● What is required: Are you able to quote each entry exactly as written?

— start Raw records —

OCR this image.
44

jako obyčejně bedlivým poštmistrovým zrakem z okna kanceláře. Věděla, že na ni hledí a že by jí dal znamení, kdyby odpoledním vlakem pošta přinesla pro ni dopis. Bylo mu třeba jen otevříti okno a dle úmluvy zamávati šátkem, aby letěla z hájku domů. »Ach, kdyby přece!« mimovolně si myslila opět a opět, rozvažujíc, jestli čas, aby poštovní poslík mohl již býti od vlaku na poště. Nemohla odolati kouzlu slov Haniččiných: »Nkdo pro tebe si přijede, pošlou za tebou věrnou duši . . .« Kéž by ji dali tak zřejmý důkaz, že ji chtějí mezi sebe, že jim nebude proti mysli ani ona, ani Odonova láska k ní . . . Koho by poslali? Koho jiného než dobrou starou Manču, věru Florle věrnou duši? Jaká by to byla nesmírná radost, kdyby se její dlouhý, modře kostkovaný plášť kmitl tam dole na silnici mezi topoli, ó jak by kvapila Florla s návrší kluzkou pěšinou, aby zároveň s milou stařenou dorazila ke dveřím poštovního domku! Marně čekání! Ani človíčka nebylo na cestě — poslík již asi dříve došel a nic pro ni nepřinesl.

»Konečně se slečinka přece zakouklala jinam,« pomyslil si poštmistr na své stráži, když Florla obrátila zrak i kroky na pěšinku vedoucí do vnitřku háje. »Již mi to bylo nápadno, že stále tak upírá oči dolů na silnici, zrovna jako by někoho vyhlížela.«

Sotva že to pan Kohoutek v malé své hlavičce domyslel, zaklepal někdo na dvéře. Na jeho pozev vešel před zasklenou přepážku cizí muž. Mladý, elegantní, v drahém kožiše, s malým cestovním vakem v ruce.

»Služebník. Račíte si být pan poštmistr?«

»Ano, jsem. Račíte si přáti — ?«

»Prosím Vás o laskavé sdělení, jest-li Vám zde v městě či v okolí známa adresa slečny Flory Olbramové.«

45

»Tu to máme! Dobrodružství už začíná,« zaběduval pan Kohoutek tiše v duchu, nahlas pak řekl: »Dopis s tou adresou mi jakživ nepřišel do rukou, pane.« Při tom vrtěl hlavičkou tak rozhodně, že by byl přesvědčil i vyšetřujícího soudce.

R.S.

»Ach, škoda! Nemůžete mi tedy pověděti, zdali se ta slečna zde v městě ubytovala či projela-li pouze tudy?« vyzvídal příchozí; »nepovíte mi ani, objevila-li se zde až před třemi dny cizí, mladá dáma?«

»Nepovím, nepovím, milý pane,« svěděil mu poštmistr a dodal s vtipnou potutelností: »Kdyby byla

— end Raw records —

● Output of the exercise:
OCR this image.
44

jako obyčejně bedlivým poštmistrovým zrakem z okna kanceláře. Věděla, že na ni hledí a že by jí dal znamení, kdyby odpoledním vlakem pošta přinesla pro ni dopis. Bylo mu třeba jen otevříti okno a dle úmluvy zamávati šátkem, aby letěla z hájku domů. »Ach, kdyby přece!« mimovolně si myslila opět a opět, rozvažujíc, jestli čas, aby poštovní poslík mohl již býti od vlaku na poště. Nemohla odolati kouzlu slov Haniččiných: »Nkdo pro tebe si přijede, pošlou za tebou věrnou duši . . .« Kéž by ji dali tak zřejmý důkaz, že ji chtějí mezi sebe, že jim nebude proti mysli ani ona, ani Odonova láska k ní . . . Koho by poslali? Koho jiného než dobrou starou Manču, věru Florle věrnou duši? Jaká by to byla nesmírná radost, kdyby se její dlouhý, modře kostkovaný plášť kmitl tam dole na silnici mezi topoli, ó jak by kvapila Florla s návrší kluzkou pěšinou, aby zároveň s milou stařenou dorazila ke dveřím poštovního domku! Marně čekání! Ani človíčka nebylo na cestě — poslík již asi dříve došel a nic pro ni nepřinesl.

»Konečně se slečinka přece zakouklala jinam,« pomyslil si poštmistr na své stráži, když Florla obrátila zrak i kroky na pěšinku vedoucí do vnitřku háje. »Již mi to bylo nápadno, že stále tak upírá oči dolů na silnici, zrovna jako by někoho vyhlížela.«

Sotva že to pan Kohoutek v malé své hlavičce domyslel, zaklepal někdo na dvéře. Na jeho pozev vešel před zasklenou přepážku cizí muž. Mladý, elegantní, v drahém kožiše, s malým cestovním vakem v ruce.

»Služebník. Račíte si být pan poštmistr?«

»Ano, jsem. Račíte si přáti — ?«

»Prosím Vás o laskavé sdělení, jest-li Vám zde v městě či v okolí známa adresa slečny Flory Olbramové.«

45

»Tu to máme! Dobrodružství už začíná,« zaběduval pan Kohoutek tiše v duchu, nahlas pak řekl: »Dopis s tou adresou mi jakživ nepřišel do rukou, pane.« Při tom vrtěl hlavičkou tak rozhodně, že by byl přesvědčil i vyšetřujícího soudce.

R.S.

»Ach, škoda! Nemůžete mi tedy pověděti, zdali se ta slečna zde v městě ubytovala či projela-li pouze tudy?« vyzvídal příchozí; »nepovíte mi ani, objevila-li se zde až před třemi dny cizí, mladá dáma?«

»Nepovím, nepovím, milý pane,« svěděil mu poštmistr a dodal s vtipnou potutelností: »Kdyby byla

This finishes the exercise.